[Data items]
• • • • • • •

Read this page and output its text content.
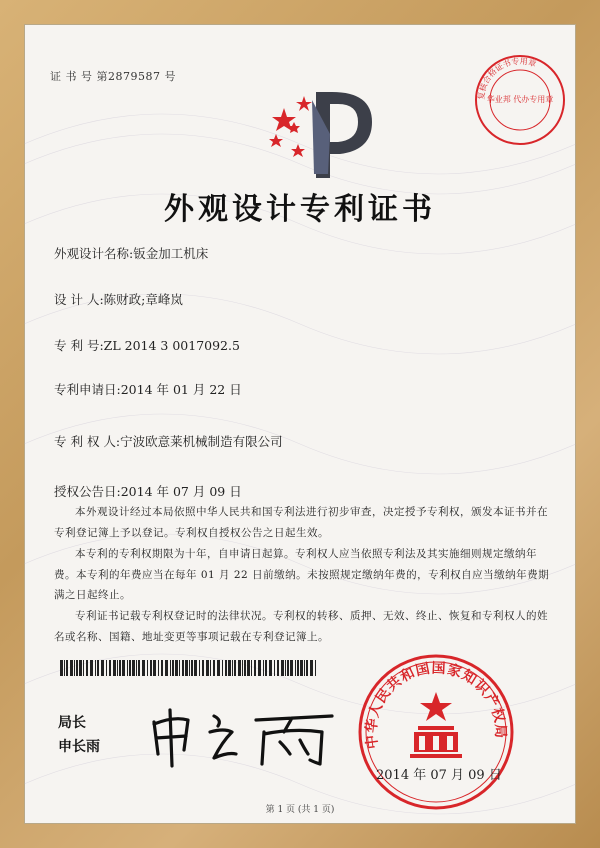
证 书 号 第2879587 号
复核合格证书专用章
华业邦 代办专用章
外观设计专利证书
外观设计名称:钣金加工机床
设 计 人:陈财政;章峰岚
专 利 号:ZL 2014 3 0017092.5
专利申请日:2014 年 01 月 22 日
专 利 权 人:宁波欧意莱机械制造有限公司
授权公告日:2014 年 07 月 09 日
本外观设计经过本局依照中华人民共和国专利法进行初步审查，决定授予专利权，颁发本证书并在专利登记簿上予以登记。专利权自授权公告之日起生效。
本专利的专利权期限为十年，自申请日起算。专利权人应当依照专利法及其实施细则规定缴纳年费。本专利的年费应当在每年 01 月 22 日前缴纳。未按照规定缴纳年费的，专利权自应当缴纳年费期满之日起终止。
专利证书记载专利权登记时的法律状况。专利权的转移、质押、无效、终止、恢复和专利权人的姓名或名称、国籍、地址变更等事项记载在专利登记簿上。
局长
申长雨	中华人民共和国国家知识产权局
2014 年 07 月 09 日
第 1 页 (共 1 页)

• • • • • • •

STATED EXERCISE
The listing above needs to be output again exactly. Don't include the pictures.

WRITTEN REPLY
Read this page and output its text content.
证 书 号 第2879587 号
复核合格证书专用章
华业邦 代办专用章
外观设计专利证书
外观设计名称:钣金加工机床
设 计 人:陈财政;章峰岚
专 利 号:ZL 2014 3 0017092.5
专利申请日:2014 年 01 月 22 日
专 利 权 人:宁波欧意莱机械制造有限公司
授权公告日:2014 年 07 月 09 日
本外观设计经过本局依照中华人民共和国专利法进行初步审查，决定授予专利权，颁发本证书并在专利登记簿上予以登记。专利权自授权公告之日起生效。
本专利的专利权期限为十年，自申请日起算。专利权人应当依照专利法及其实施细则规定缴纳年费。本专利的年费应当在每年 01 月 22 日前缴纳。未按照规定缴纳年费的，专利权自应当缴纳年费期满之日起终止。
专利证书记载专利权登记时的法律状况。专利权的转移、质押、无效、终止、恢复和专利权人的姓名或名称、国籍、地址变更等事项记载在专利登记簿上。
局长
申长雨	中华人民共和国国家知识产权局
2014 年 07 月 09 日
第 1 页 (共 1 页)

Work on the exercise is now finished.